──────── MATERIALS PROVIDED ────────

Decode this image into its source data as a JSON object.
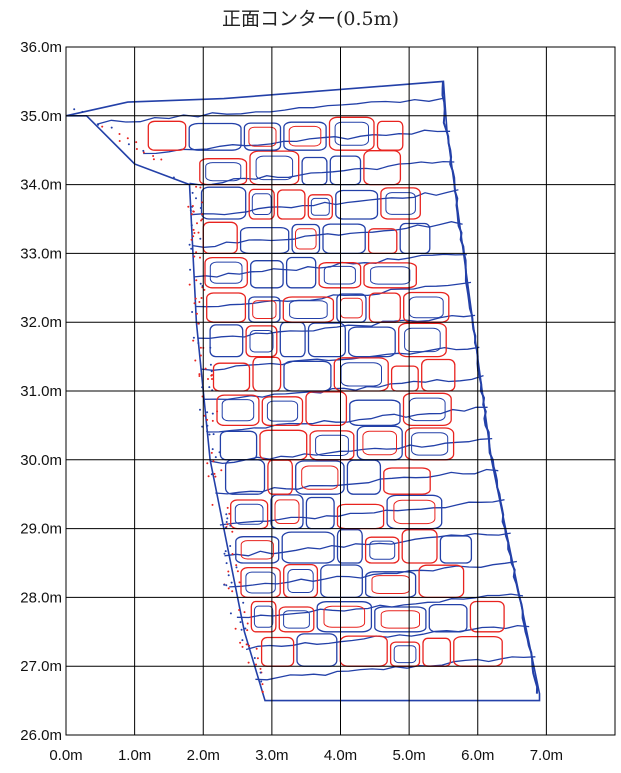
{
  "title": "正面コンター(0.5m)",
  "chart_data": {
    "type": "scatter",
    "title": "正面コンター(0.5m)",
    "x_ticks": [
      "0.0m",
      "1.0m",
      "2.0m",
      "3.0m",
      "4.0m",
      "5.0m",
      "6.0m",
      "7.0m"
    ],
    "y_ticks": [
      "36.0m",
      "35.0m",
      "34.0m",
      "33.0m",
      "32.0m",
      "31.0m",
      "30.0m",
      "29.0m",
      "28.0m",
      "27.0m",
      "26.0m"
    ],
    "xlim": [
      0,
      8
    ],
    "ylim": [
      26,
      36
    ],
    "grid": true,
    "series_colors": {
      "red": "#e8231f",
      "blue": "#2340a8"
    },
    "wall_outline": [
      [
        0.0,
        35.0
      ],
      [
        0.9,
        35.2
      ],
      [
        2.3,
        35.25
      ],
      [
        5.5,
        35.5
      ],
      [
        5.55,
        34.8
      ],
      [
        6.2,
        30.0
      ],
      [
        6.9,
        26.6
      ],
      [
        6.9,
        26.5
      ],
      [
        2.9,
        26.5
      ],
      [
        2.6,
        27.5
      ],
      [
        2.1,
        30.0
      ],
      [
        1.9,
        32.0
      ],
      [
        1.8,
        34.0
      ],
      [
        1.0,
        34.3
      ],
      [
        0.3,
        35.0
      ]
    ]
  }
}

────────

== WRITTEN EXERCISE ==
Transcribe every entry word for word, but skip the pictures.

== CORRECT ANSWER ==
Decode this image into its source data as a JSON object.
{
  "title": "正面コンター(0.5m)",
  "chart_data": {
    "type": "scatter",
    "title": "正面コンター(0.5m)",
    "x_ticks": [
      "0.0m",
      "1.0m",
      "2.0m",
      "3.0m",
      "4.0m",
      "5.0m",
      "6.0m",
      "7.0m"
    ],
    "y_ticks": [
      "36.0m",
      "35.0m",
      "34.0m",
      "33.0m",
      "32.0m",
      "31.0m",
      "30.0m",
      "29.0m",
      "28.0m",
      "27.0m",
      "26.0m"
    ],
    "xlim": [
      0,
      8
    ],
    "ylim": [
      26,
      36
    ],
    "grid": true,
    "series_colors": {
      "red": "#e8231f",
      "blue": "#2340a8"
    },
    "wall_outline": [
      [
        0.0,
        35.0
      ],
      [
        0.9,
        35.2
      ],
      [
        2.3,
        35.25
      ],
      [
        5.5,
        35.5
      ],
      [
        5.55,
        34.8
      ],
      [
        6.2,
        30.0
      ],
      [
        6.9,
        26.6
      ],
      [
        6.9,
        26.5
      ],
      [
        2.9,
        26.5
      ],
      [
        2.6,
        27.5
      ],
      [
        2.1,
        30.0
      ],
      [
        1.9,
        32.0
      ],
      [
        1.8,
        34.0
      ],
      [
        1.0,
        34.3
      ],
      [
        0.3,
        35.0
      ]
    ]
  }
}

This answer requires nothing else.